» Quoted passage

This looks good to me.

Reviewed-by: Masami Hiramatsu (Google) <mhiramat@...nel.org>

Thanks!

> ---
> Changes since v1: https://lore.kernel.org/20250527121140.0e7f0565@gandalf.local.home
> 
> - Added to the pr_info() the CPU that overflowed and the timestamp of the
>   page that overflowed, to make it easier for user space to know where it
>   happened.
> 
> - Restructured to have if (missed_events) be the main condition, as the sub
>   conditions only did something when missed_events was non-zero.
>   (Masami Hiramatsu)
> 
>  kernel/trace/ring_buffer.c | 26 ++++++++++++++++++--------
>  1 file changed, 18 insertions(+), 8 deletions(-)
> 
> diff --git a/kernel/trace/ring_buffer.c b/kernel/trace/ring_buffer.c
> index ca1a8e706004..683aa57870fe 100644
> --- a/kernel/trace/ring_buffer.c
> +++ b/kernel/trace/ring_buffer.c
> @@ -7285,8 +7285,8 @@ int ring_buffer_map_get_reader(struct trace_buffer *buffer, int cpu)
>  	/* Check if any events were dropped */
>  	missed_events = cpu_buffer->lost_events;
>  
> -	if (cpu_buffer->reader_page != cpu_buffer->commit_page) {
> -		if (missed_events) {
> +	if (missed_events) {
> +		if (cpu_buffer->reader_page != cpu_buffer->commit_page) {
>  			struct buffer_data_page *bpage = reader->page;
>  			unsigned int commit;
>  			/*
> @@ -7307,13 +7307,23 @@ int ring_buffer_map_get_reader(struct trace_buffer *buffer, int cpu)

» Do this
Rewrite the patch review reply from "Reviewed-by: Masami Hiramatsu" up to and including "missed_events was non-zero.", changing "pr_info()" to "pr_warn()".

» Data extract
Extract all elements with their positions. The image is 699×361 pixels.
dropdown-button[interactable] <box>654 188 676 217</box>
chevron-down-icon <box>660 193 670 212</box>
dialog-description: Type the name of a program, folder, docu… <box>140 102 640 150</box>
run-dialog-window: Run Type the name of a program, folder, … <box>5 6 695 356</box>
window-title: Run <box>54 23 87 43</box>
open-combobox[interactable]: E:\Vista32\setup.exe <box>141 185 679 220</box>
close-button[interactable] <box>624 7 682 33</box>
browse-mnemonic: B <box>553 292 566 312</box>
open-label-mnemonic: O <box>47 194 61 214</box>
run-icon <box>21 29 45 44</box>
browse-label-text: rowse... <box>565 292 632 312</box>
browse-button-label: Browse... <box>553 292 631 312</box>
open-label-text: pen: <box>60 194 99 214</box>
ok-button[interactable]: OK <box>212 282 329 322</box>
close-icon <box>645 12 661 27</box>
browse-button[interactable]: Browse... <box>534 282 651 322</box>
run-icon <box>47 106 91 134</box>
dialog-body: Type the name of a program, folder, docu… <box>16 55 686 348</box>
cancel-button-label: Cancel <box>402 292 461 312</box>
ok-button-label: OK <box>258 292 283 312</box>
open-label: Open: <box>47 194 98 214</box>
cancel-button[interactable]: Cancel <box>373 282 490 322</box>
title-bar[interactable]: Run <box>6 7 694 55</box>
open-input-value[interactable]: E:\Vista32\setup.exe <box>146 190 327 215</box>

» Response to this exercise
Reviewed-by: Masami Hiramatsu (Google) <mhiramat@...nel.org>

Thanks!

> ---
> Changes since v1: https://lore.kernel.org/20250527121140.0e7f0565@gandalf.local.home
> 
> - Added to the pr_warn() the CPU that overflowed and the timestamp of the
>   page that overflowed, to make it easier for user space to know where it
>   happened.
> 
> - Restructured to have if (missed_events) be the main condition, as the sub
>   conditions only did something when missed_events was non-zero.